Directive —
Every record should be copied exactly, except that pictures are to be omitted.

Material provided —
= = =
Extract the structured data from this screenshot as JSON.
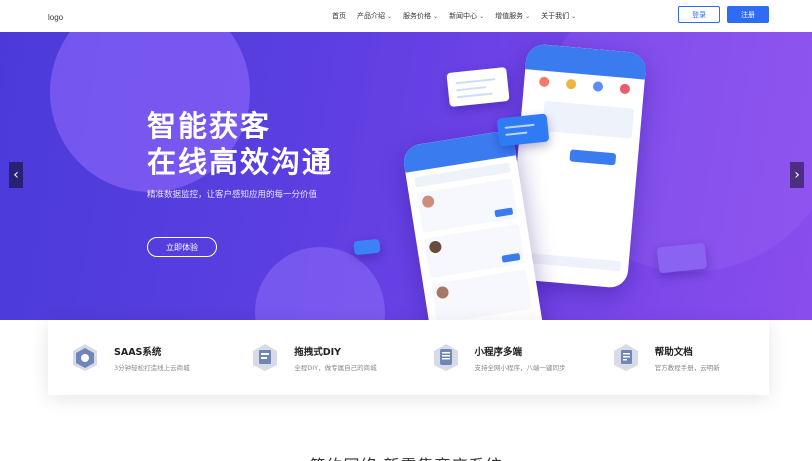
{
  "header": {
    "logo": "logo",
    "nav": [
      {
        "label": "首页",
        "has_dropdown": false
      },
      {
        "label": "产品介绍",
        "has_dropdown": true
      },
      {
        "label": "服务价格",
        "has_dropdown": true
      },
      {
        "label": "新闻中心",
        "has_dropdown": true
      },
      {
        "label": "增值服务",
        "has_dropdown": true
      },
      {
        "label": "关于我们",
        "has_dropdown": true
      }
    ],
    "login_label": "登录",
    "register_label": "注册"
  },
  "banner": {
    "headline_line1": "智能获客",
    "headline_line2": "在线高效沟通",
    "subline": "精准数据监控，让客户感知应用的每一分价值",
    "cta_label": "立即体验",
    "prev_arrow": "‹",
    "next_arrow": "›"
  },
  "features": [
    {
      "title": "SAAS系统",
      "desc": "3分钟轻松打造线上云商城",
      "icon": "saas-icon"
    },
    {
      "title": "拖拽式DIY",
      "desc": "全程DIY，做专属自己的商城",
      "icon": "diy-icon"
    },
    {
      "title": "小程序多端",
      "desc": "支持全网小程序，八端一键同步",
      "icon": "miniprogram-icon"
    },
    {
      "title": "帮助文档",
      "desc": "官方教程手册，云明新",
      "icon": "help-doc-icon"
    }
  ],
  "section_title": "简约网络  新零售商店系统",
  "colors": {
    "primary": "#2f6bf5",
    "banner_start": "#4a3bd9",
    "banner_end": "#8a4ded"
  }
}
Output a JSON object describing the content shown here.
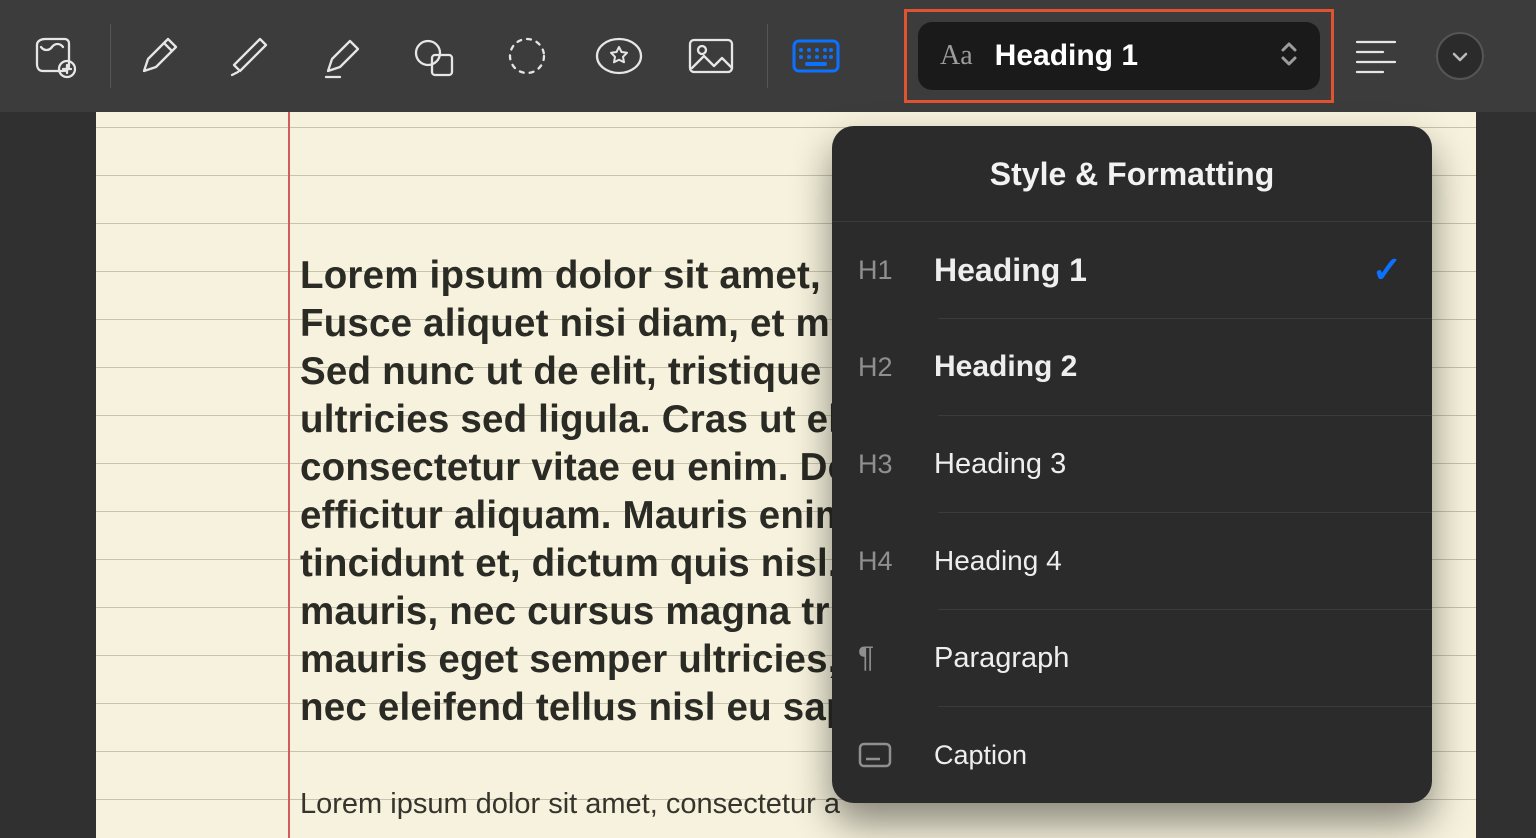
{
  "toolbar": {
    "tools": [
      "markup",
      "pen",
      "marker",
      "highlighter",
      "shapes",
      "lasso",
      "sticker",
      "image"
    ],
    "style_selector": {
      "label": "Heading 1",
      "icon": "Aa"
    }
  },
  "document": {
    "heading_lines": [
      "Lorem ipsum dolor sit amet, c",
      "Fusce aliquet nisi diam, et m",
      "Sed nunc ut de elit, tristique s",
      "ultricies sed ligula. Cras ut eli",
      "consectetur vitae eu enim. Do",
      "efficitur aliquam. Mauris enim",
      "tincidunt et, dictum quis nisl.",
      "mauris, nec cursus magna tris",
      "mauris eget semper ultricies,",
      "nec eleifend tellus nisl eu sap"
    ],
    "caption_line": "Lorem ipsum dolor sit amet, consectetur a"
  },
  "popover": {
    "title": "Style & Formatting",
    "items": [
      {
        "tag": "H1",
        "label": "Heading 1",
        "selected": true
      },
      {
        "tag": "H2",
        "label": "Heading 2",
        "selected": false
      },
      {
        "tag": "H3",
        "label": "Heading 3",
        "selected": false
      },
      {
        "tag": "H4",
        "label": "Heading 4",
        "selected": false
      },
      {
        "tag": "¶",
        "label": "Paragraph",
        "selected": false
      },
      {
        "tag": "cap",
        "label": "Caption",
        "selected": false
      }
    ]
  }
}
= = =
Final answer —
Extract the structured data from this screenshot as JSON.
{
  "header": {
    "logo": "logo",
    "nav": [
      {
        "label": "首页",
        "has_dropdown": false
      },
      {
        "label": "产品介绍",
        "has_dropdown": true
      },
      {
        "label": "服务价格",
        "has_dropdown": true
      },
      {
        "label": "新闻中心",
        "has_dropdown": true
      },
      {
        "label": "增值服务",
        "has_dropdown": true
      },
      {
        "label": "关于我们",
        "has_dropdown": true
      }
    ],
    "login_label": "登录",
    "register_label": "注册"
  },
  "banner": {
    "headline_line1": "智能获客",
    "headline_line2": "在线高效沟通",
    "subline": "精准数据监控，让客户感知应用的每一分价值",
    "cta_label": "立即体验",
    "prev_arrow": "‹",
    "next_arrow": "›"
  },
  "features": [
    {
      "title": "SAAS系统",
      "desc": "3分钟轻松打造线上云商城",
      "icon": "saas-icon"
    },
    {
      "title": "拖拽式DIY",
      "desc": "全程DIY，做专属自己的商城",
      "icon": "diy-icon"
    },
    {
      "title": "小程序多端",
      "desc": "支持全网小程序，八端一键同步",
      "icon": "miniprogram-icon"
    },
    {
      "title": "帮助文档",
      "desc": "官方教程手册，云明新",
      "icon": "help-doc-icon"
    }
  ],
  "section_title": "简约网络  新零售商店系统",
  "colors": {
    "primary": "#2f6bf5",
    "banner_start": "#4a3bd9",
    "banner_end": "#8a4ded"
  }
}
Output a JSON object describing the content shown here.
{
  "toolbar": {
    "tools": [
      "markup",
      "pen",
      "marker",
      "highlighter",
      "shapes",
      "lasso",
      "sticker",
      "image"
    ],
    "style_selector": {
      "label": "Heading 1",
      "icon": "Aa"
    }
  },
  "document": {
    "heading_lines": [
      "Lorem ipsum dolor sit amet, c",
      "Fusce aliquet nisi diam, et m",
      "Sed nunc ut de elit, tristique s",
      "ultricies sed ligula. Cras ut eli",
      "consectetur vitae eu enim. Do",
      "efficitur aliquam. Mauris enim",
      "tincidunt et, dictum quis nisl.",
      "mauris, nec cursus magna tris",
      "mauris eget semper ultricies,",
      "nec eleifend tellus nisl eu sap"
    ],
    "caption_line": "Lorem ipsum dolor sit amet, consectetur a"
  },
  "popover": {
    "title": "Style & Formatting",
    "items": [
      {
        "tag": "H1",
        "label": "Heading 1",
        "selected": true
      },
      {
        "tag": "H2",
        "label": "Heading 2",
        "selected": false
      },
      {
        "tag": "H3",
        "label": "Heading 3",
        "selected": false
      },
      {
        "tag": "H4",
        "label": "Heading 4",
        "selected": false
      },
      {
        "tag": "¶",
        "label": "Paragraph",
        "selected": false
      },
      {
        "tag": "cap",
        "label": "Caption",
        "selected": false
      }
    ]
  }
}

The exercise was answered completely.